### Dataset rows
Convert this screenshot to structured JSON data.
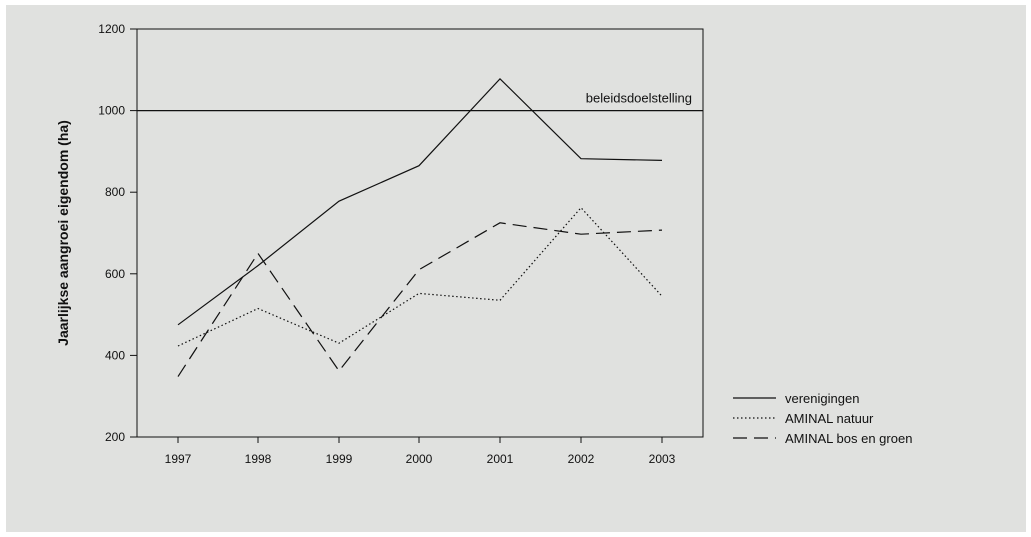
{
  "chart_data": {
    "type": "line",
    "title": "",
    "xlabel": "",
    "ylabel": "Jaarlijkse aangroei eigendom (ha)",
    "categories": [
      "1997",
      "1998",
      "1999",
      "2000",
      "2001",
      "2002",
      "2003"
    ],
    "ylim": [
      200,
      1200
    ],
    "yticks": [
      "200",
      "400",
      "600",
      "800",
      "1000",
      "1200"
    ],
    "grid": false,
    "legend_position": "right",
    "series": [
      {
        "name": "verenigingen",
        "style": "solid",
        "values": [
          475,
          620,
          778,
          865,
          1078,
          882,
          878
        ]
      },
      {
        "name": "AMINAL natuur",
        "style": "dotted",
        "values": [
          423,
          515,
          430,
          552,
          535,
          762,
          545
        ]
      },
      {
        "name": "AMINAL bos en groen",
        "style": "dashed",
        "values": [
          348,
          650,
          362,
          610,
          725,
          697,
          707
        ]
      }
    ],
    "reference_line": {
      "value": 1000,
      "label": "beleidsdoelstelling"
    },
    "colors": {
      "line": "#111111",
      "background": "#e0e1df"
    }
  }
}
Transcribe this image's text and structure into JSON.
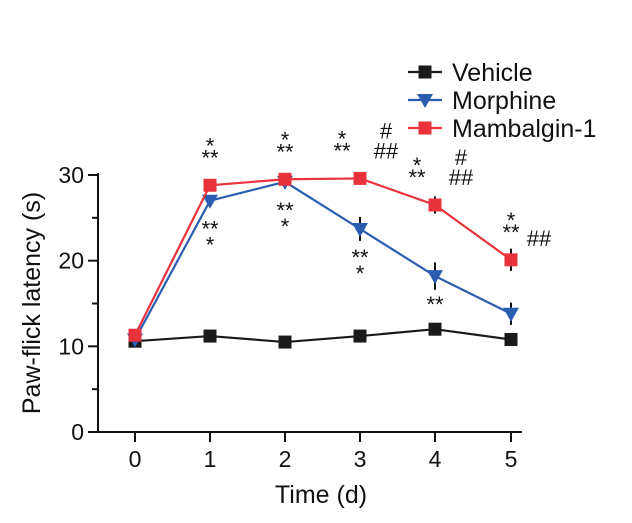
{
  "chart_data": {
    "type": "line",
    "xlabel": "Time (d)",
    "ylabel": "Paw-flick latency (s)",
    "ylim": [
      0,
      30
    ],
    "yticks": [
      0,
      10,
      20,
      30
    ],
    "x": [
      0,
      1,
      2,
      3,
      4,
      5
    ],
    "xticks": [
      "0",
      "1",
      "2",
      "3",
      "4",
      "5"
    ],
    "legend_position": "top-right",
    "series": [
      {
        "name": "Vehicle",
        "color": "#1a1a1a",
        "marker": "square",
        "values": [
          10.6,
          11.2,
          10.5,
          11.2,
          12.0,
          10.8
        ],
        "errors": [
          0.4,
          0.4,
          0.4,
          0.5,
          0.6,
          0.7
        ]
      },
      {
        "name": "Morphine",
        "color": "#2a5db0",
        "marker": "triangle-down",
        "values": [
          10.8,
          27.0,
          29.2,
          23.7,
          18.2,
          13.8
        ],
        "errors": [
          0.4,
          0.6,
          0.3,
          1.4,
          1.6,
          1.3
        ]
      },
      {
        "name": "Mambalgin-1",
        "color": "#e8323c",
        "marker": "square",
        "values": [
          11.3,
          28.8,
          29.5,
          29.6,
          26.5,
          20.1
        ],
        "errors": [
          0.4,
          0.5,
          0.3,
          0.3,
          1.0,
          1.3
        ]
      }
    ],
    "annotations": [
      {
        "x": 1,
        "text": "*",
        "pos": "above",
        "line": 0
      },
      {
        "x": 1,
        "text": "**",
        "pos": "above",
        "line": 1
      },
      {
        "x": 1,
        "text": "**",
        "pos": "below",
        "line": 0
      },
      {
        "x": 1,
        "text": "*",
        "pos": "below",
        "line": 1
      },
      {
        "x": 2,
        "text": "*",
        "pos": "above",
        "line": 0
      },
      {
        "x": 2,
        "text": "**",
        "pos": "above",
        "line": 1
      },
      {
        "x": 2,
        "text": "**",
        "pos": "below",
        "line": 0
      },
      {
        "x": 2,
        "text": "*",
        "pos": "below",
        "line": 1
      },
      {
        "x": 3,
        "text": "*",
        "pos": "above-left",
        "line": 0
      },
      {
        "x": 3,
        "text": "**",
        "pos": "above-left",
        "line": 1
      },
      {
        "x": 3,
        "text": "#",
        "pos": "above-right",
        "line": 0
      },
      {
        "x": 3,
        "text": "##",
        "pos": "above-right",
        "line": 1
      },
      {
        "x": 3,
        "text": "**",
        "pos": "below",
        "line": 0
      },
      {
        "x": 3,
        "text": "*",
        "pos": "below",
        "line": 1
      },
      {
        "x": 4,
        "text": "*",
        "pos": "above-left",
        "line": 0
      },
      {
        "x": 4,
        "text": "**",
        "pos": "above-left",
        "line": 1
      },
      {
        "x": 4,
        "text": "#",
        "pos": "above-right",
        "line": 0
      },
      {
        "x": 4,
        "text": "##",
        "pos": "above-right",
        "line": 1
      },
      {
        "x": 4,
        "text": "**",
        "pos": "below",
        "line": 0
      },
      {
        "x": 5,
        "text": "*",
        "pos": "above",
        "line": 0
      },
      {
        "x": 5,
        "text": "**",
        "pos": "above",
        "line": 1
      },
      {
        "x": 5,
        "text": "##",
        "pos": "right",
        "line": 1
      }
    ]
  }
}
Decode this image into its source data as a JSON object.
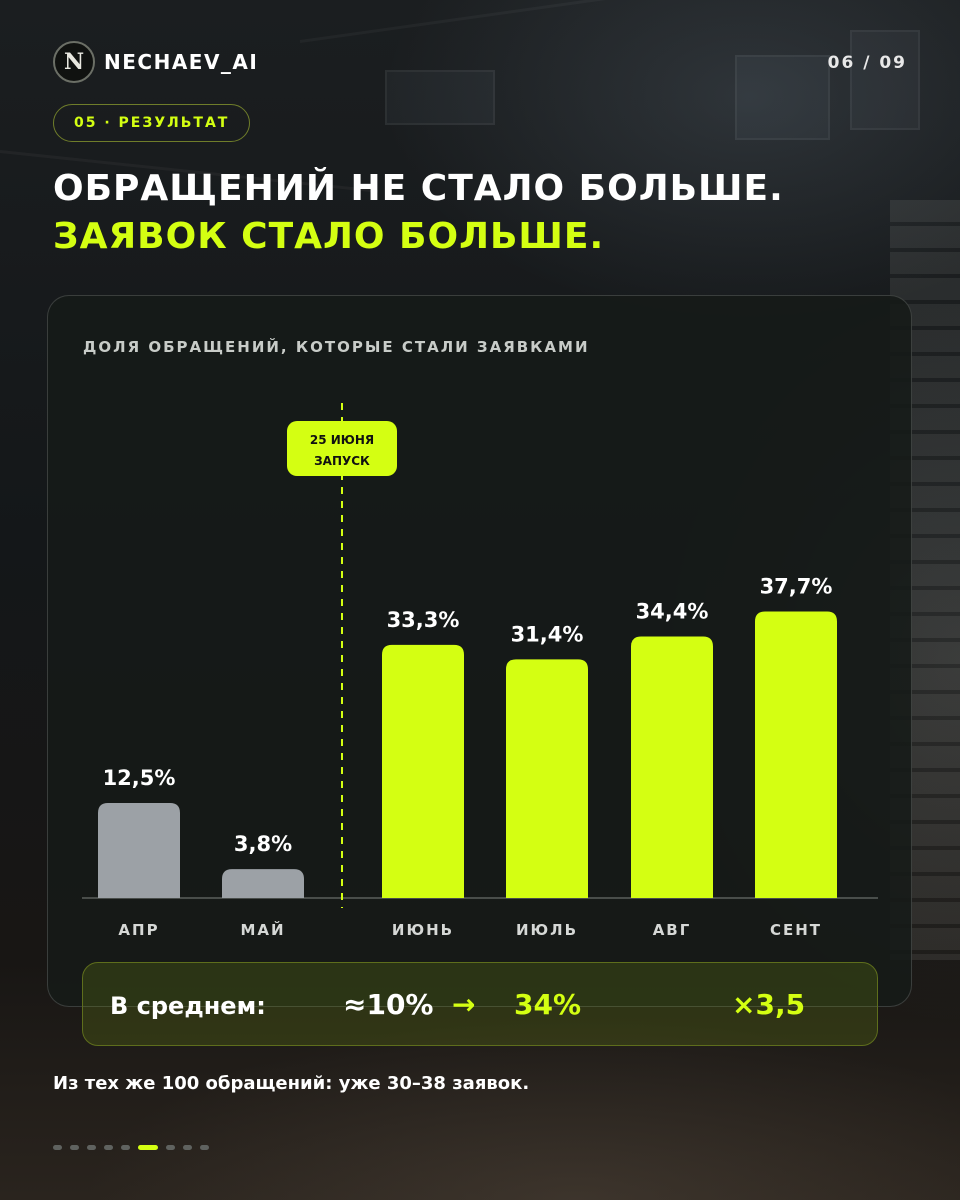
{
  "brand": {
    "name": "NECHAEV_AI",
    "logo_letter": "N"
  },
  "pager": "06 / 09",
  "section_label": "05 · РЕЗУЛЬТАТ",
  "headline": {
    "line1": "ОБРАЩЕНИЙ НЕ СТАЛО БОЛЬШЕ.",
    "line2": "ЗАЯВОК СТАЛО БОЛЬШЕ."
  },
  "colors": {
    "accent": "#d4ff12",
    "before": "#9ca1a6",
    "text": "#ffffff"
  },
  "chart_data": {
    "type": "bar",
    "title": "ДОЛЯ ОБРАЩЕНИЙ, КОТОРЫЕ СТАЛИ ЗАЯВКАМИ",
    "categories": [
      "АПР",
      "МАЙ",
      "ИЮНЬ",
      "ИЮЛЬ",
      "АВГ",
      "СЕНТ"
    ],
    "values": [
      12.5,
      3.8,
      33.3,
      31.4,
      34.4,
      37.7
    ],
    "value_labels": [
      "12,5%",
      "3,8%",
      "33,3%",
      "31,4%",
      "34,4%",
      "37,7%"
    ],
    "group": [
      "before",
      "before",
      "after",
      "after",
      "after",
      "after"
    ],
    "xlabel": "",
    "ylabel": "",
    "grid": false,
    "marker": {
      "line1": "25 ИЮНЯ",
      "line2": "ЗАПУСК",
      "between": [
        "МАЙ",
        "ИЮНЬ"
      ]
    }
  },
  "summary": {
    "label": "В среднем:",
    "before": "≈10%",
    "arrow": "→",
    "after": "34%",
    "multiplier": "×3,5"
  },
  "footnote": "Из тех же 100 обращений: уже 30–38 заявок.",
  "pagination": {
    "total": 9,
    "active": 6
  }
}
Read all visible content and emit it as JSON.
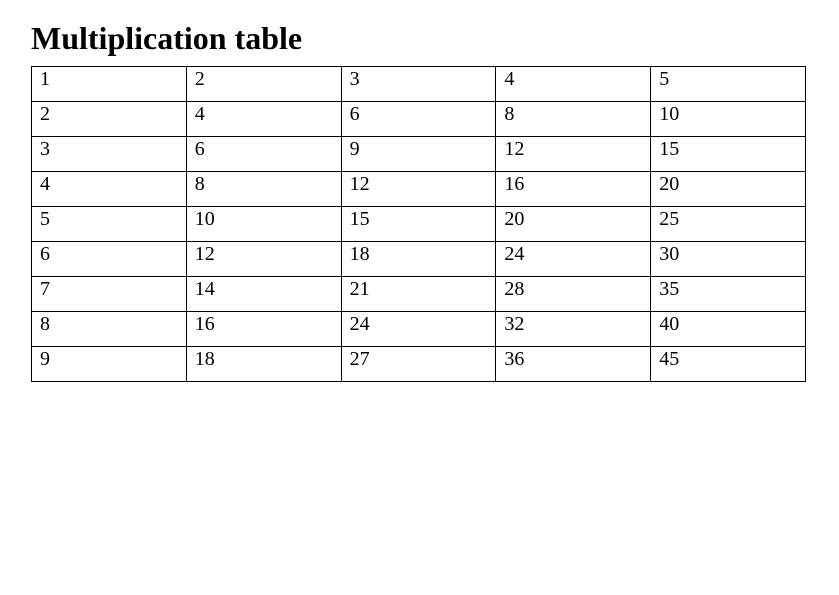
{
  "document": {
    "title": "Multiplication table"
  },
  "table": {
    "columns": 5,
    "rows": [
      [
        "1",
        "2",
        "3",
        "4",
        "5"
      ],
      [
        "2",
        "4",
        "6",
        "8",
        "10"
      ],
      [
        "3",
        "6",
        "9",
        "12",
        "15"
      ],
      [
        "4",
        "8",
        "12",
        "16",
        "20"
      ],
      [
        "5",
        "10",
        "15",
        "20",
        "25"
      ],
      [
        "6",
        "12",
        "18",
        "24",
        "30"
      ],
      [
        "7",
        "14",
        "21",
        "28",
        "35"
      ],
      [
        "8",
        "16",
        "24",
        "32",
        "40"
      ],
      [
        "9",
        "18",
        "27",
        "36",
        "45"
      ]
    ]
  },
  "colors": {
    "text": "#000000",
    "border": "#000000",
    "background": "#ffffff"
  }
}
######
> _What the task requires_
Give the number of lines that carry the word "AMINAL", with nothing added.

> _Output for this exercise_
2